Passage given -
= = = =
New Jersey Superior Court, Chancery Division

Decided: June 13, 1994.




[276 NJSuper Page 193]



The defense brought the issue presented before this court by way of a motion for reconsideration to grant the juvenile a modified sentence. This motion presents what appears to be a case of first impression. This court must decide whether a juvenile, who has received a custodial Disposition for one offense and, while serving that Disposition, commits a separate offense can be subject to an additional sentence for that subsequent offense.

Factual Background:

D.R. has, unfortunately, had a long history of involvement with the juvenile court system, beginning as early as 1981 when he was only eight years old. The incidents which precipitated this action, however, did not begin until October 29, 1992. On that date, because D.R. had failed to both complete the court ordered Perth Amboy Day Program and to make regular payments towards his fines and penalties, the probation officer signed a juvenile delinquency complaint against D.R. for a violation of probation in accordance with N.J.S.A. 2C:45-3. D.R. pled guilty to this charge on February 17, 1993.

On February 18, 1993, the court resentenced D.R. to a custodial Disposition which had been previously imposed and suspended. This Disposition was not to exceed a term of two years incarceration in the custody of the Commissioner of the Department of Corrections. This court also applied a credit to D.R.'s term of eighty-four days for time served pursuant to R. 3:21-8.

D.R. began serving his Disposition at the Ogden Residential Group Center, a satellite unit of the New Jersey Department of Corrections. However, on June 12, 1993, between the hours of 11:30 p.m. and 12:00 a.m., D.R. and another juvenile escaped from the facility. As a result of this escape, on August 2, 1993, the Assistant Prosecutor assigned to the case requested that the matter be put on the court's calendar so that the State might move for a bench warrant pursuant to R. 5:20-3. This request

[276 NJSuper Page 194]

was granted. On August 11, 1993, the Assistant Prosecutor appeared before the court, the complaint against D.R. was inactivated and a bench warrant was issued for his arrest.
= = = =
Region and label listings
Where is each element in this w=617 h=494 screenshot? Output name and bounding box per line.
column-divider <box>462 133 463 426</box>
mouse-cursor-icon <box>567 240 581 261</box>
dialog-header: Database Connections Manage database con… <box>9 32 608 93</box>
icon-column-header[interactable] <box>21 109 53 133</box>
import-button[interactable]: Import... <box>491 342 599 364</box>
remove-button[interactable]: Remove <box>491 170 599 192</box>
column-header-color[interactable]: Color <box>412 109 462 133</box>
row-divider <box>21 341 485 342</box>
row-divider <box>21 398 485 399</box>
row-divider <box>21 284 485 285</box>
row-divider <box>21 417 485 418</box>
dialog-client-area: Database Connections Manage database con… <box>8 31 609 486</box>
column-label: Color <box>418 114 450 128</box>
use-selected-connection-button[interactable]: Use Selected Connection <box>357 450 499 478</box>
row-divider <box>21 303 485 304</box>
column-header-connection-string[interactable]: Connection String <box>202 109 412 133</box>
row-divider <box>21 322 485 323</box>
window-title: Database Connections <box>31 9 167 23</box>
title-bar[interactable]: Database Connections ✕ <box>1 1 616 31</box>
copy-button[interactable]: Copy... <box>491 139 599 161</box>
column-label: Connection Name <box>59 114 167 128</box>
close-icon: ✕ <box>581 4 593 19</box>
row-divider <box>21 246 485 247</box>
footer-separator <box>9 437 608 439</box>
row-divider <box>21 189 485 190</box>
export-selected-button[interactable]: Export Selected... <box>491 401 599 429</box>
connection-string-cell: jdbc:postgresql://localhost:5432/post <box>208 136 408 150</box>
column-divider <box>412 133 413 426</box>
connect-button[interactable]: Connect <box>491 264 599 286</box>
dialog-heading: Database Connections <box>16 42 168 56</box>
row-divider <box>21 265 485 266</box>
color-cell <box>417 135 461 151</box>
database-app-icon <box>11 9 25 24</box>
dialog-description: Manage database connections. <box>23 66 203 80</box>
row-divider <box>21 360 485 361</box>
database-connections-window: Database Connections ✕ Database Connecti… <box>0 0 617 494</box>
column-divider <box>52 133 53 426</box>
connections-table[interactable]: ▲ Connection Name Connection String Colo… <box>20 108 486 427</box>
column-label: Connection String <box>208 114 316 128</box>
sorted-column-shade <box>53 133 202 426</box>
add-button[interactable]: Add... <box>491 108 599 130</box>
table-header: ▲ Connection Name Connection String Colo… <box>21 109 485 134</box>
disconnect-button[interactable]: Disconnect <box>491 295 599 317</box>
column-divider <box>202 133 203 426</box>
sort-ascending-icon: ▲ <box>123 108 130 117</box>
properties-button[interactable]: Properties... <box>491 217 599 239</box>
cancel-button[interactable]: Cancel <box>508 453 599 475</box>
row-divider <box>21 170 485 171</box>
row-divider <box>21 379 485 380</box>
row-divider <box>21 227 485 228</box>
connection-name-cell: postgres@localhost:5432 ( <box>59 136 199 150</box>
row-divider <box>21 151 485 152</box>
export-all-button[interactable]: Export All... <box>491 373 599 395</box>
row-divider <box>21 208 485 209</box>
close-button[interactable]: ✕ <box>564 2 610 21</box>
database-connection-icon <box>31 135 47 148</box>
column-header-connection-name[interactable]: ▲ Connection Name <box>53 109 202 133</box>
= = = =
Problems to work on -
- 1) Answer these questions from the court opinion, one line each:
(a) On what date was the case decided?
(b) How many days of credit for time served were applied to D.R.'s term?
(c) At what facility did D.R. begin serving his Disposition?
- 2) Write the next part of the court opinion, picking up right after its final sentence.

Outputs in order -
- 1)
(a) June 13, 1994
(b) Eighty-four days
(c) The Ogden Residential Group Center

- 2)
The matter was then set down for a formal trial call on March 16, 1994. On that date, with his mother, the defense counsel and the Assistant Prosecutor present, D.R. pled guilty to the escape charge. The court remanded D.R., then aged nineteen, to the Garden State Reception and Youth Correctional Facility and ordered a pre-Dispositional investigation to be done prior to the Dispositional hearing.

On May 9, 1994, after consideration of the completed pre-Dispositional investigation, the court ordered a term not to exceed two years incarceration in the custody of the Commissioner of the Department of Corrections, said term to run consecutively to the Disposition D.R. was serving at the Garden State Reception and Youth Correctional Facility at the time of his escape.

It should be noted that at the time of D.R.'s Dispositional hearing, this court utilized the term "consecutive" solely as a means to distinguish the first Disposition in time from the second, and later, Disposition.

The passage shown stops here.